_Aim_. Your task is to reproduce the material exactly.

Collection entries
____________

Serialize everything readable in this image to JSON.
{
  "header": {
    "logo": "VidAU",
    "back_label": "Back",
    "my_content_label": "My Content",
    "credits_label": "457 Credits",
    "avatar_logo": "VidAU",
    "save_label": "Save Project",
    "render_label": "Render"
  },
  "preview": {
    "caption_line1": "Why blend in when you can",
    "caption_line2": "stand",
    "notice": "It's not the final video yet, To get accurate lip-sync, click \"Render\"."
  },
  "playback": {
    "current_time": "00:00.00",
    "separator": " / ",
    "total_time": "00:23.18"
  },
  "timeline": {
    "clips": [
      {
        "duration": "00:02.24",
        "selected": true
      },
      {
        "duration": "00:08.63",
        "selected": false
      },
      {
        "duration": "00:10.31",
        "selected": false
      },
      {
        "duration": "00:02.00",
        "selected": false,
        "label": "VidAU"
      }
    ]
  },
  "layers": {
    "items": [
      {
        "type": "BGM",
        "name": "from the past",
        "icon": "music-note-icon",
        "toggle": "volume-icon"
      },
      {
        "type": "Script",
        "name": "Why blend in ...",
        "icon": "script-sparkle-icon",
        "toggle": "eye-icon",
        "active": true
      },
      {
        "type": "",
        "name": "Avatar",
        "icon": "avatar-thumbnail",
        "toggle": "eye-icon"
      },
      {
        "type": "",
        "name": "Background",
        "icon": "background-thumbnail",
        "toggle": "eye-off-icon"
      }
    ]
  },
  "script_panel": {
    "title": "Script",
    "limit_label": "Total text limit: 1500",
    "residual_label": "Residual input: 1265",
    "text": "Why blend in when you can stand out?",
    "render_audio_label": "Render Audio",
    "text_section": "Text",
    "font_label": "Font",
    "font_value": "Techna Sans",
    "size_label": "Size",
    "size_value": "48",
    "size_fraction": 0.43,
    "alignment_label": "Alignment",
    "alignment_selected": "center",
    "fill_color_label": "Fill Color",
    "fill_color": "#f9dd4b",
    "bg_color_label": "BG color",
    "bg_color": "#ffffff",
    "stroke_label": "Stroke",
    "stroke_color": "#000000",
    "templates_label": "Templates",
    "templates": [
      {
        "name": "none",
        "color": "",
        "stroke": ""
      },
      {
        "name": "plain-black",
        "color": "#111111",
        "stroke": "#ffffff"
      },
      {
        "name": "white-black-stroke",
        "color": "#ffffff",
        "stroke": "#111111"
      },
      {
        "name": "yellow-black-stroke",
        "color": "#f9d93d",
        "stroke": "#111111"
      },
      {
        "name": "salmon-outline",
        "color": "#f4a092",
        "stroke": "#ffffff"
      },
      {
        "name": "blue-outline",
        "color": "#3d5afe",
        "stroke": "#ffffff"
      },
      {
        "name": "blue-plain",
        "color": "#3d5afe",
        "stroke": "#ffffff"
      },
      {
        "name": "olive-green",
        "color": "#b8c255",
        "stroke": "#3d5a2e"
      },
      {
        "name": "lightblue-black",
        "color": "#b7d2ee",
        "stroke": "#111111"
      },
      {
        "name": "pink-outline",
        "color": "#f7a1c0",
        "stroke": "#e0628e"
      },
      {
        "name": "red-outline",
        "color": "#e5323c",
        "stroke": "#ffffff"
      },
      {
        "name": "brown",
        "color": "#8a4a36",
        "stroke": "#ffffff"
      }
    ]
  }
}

____________

_The answer_.
Serialize everything readable in this image to JSON.
{
  "header": {
    "logo": "VidAU",
    "back_label": "Back",
    "my_content_label": "My Content",
    "credits_label": "457 Credits",
    "avatar_logo": "VidAU",
    "save_label": "Save Project",
    "render_label": "Render"
  },
  "preview": {
    "caption_line1": "Why blend in when you can",
    "caption_line2": "stand",
    "notice": "It's not the final video yet, To get accurate lip-sync, click \"Render\"."
  },
  "playback": {
    "current_time": "00:00.00",
    "separator": " / ",
    "total_time": "00:23.18"
  },
  "timeline": {
    "clips": [
      {
        "duration": "00:02.24",
        "selected": true
      },
      {
        "duration": "00:08.63",
        "selected": false
      },
      {
        "duration": "00:10.31",
        "selected": false
      },
      {
        "duration": "00:02.00",
        "selected": false,
        "label": "VidAU"
      }
    ]
  },
  "layers": {
    "items": [
      {
        "type": "BGM",
        "name": "from the past",
        "icon": "music-note-icon",
        "toggle": "volume-icon"
      },
      {
        "type": "Script",
        "name": "Why blend in ...",
        "icon": "script-sparkle-icon",
        "toggle": "eye-icon",
        "active": true
      },
      {
        "type": "",
        "name": "Avatar",
        "icon": "avatar-thumbnail",
        "toggle": "eye-icon"
      },
      {
        "type": "",
        "name": "Background",
        "icon": "background-thumbnail",
        "toggle": "eye-off-icon"
      }
    ]
  },
  "script_panel": {
    "title": "Script",
    "limit_label": "Total text limit: 1500",
    "residual_label": "Residual input: 1265",
    "text": "Why blend in when you can stand out?",
    "render_audio_label": "Render Audio",
    "text_section": "Text",
    "font_label": "Font",
    "font_value": "Techna Sans",
    "size_label": "Size",
    "size_value": "48",
    "size_fraction": 0.43,
    "alignment_label": "Alignment",
    "alignment_selected": "center",
    "fill_color_label": "Fill Color",
    "fill_color": "#f9dd4b",
    "bg_color_label": "BG color",
    "bg_color": "#ffffff",
    "stroke_label": "Stroke",
    "stroke_color": "#000000",
    "templates_label": "Templates",
    "templates": [
      {
        "name": "none",
        "color": "",
        "stroke": ""
      },
      {
        "name": "plain-black",
        "color": "#111111",
        "stroke": "#ffffff"
      },
      {
        "name": "white-black-stroke",
        "color": "#ffffff",
        "stroke": "#111111"
      },
      {
        "name": "yellow-black-stroke",
        "color": "#f9d93d",
        "stroke": "#111111"
      },
      {
        "name": "salmon-outline",
        "color": "#f4a092",
        "stroke": "#ffffff"
      },
      {
        "name": "blue-outline",
        "color": "#3d5afe",
        "stroke": "#ffffff"
      },
      {
        "name": "blue-plain",
        "color": "#3d5afe",
        "stroke": "#ffffff"
      },
      {
        "name": "olive-green",
        "color": "#b8c255",
        "stroke": "#3d5a2e"
      },
      {
        "name": "lightblue-black",
        "color": "#b7d2ee",
        "stroke": "#111111"
      },
      {
        "name": "pink-outline",
        "color": "#f7a1c0",
        "stroke": "#e0628e"
      },
      {
        "name": "red-outline",
        "color": "#e5323c",
        "stroke": "#ffffff"
      },
      {
        "name": "brown",
        "color": "#8a4a36",
        "stroke": "#ffffff"
      }
    ]
  }
}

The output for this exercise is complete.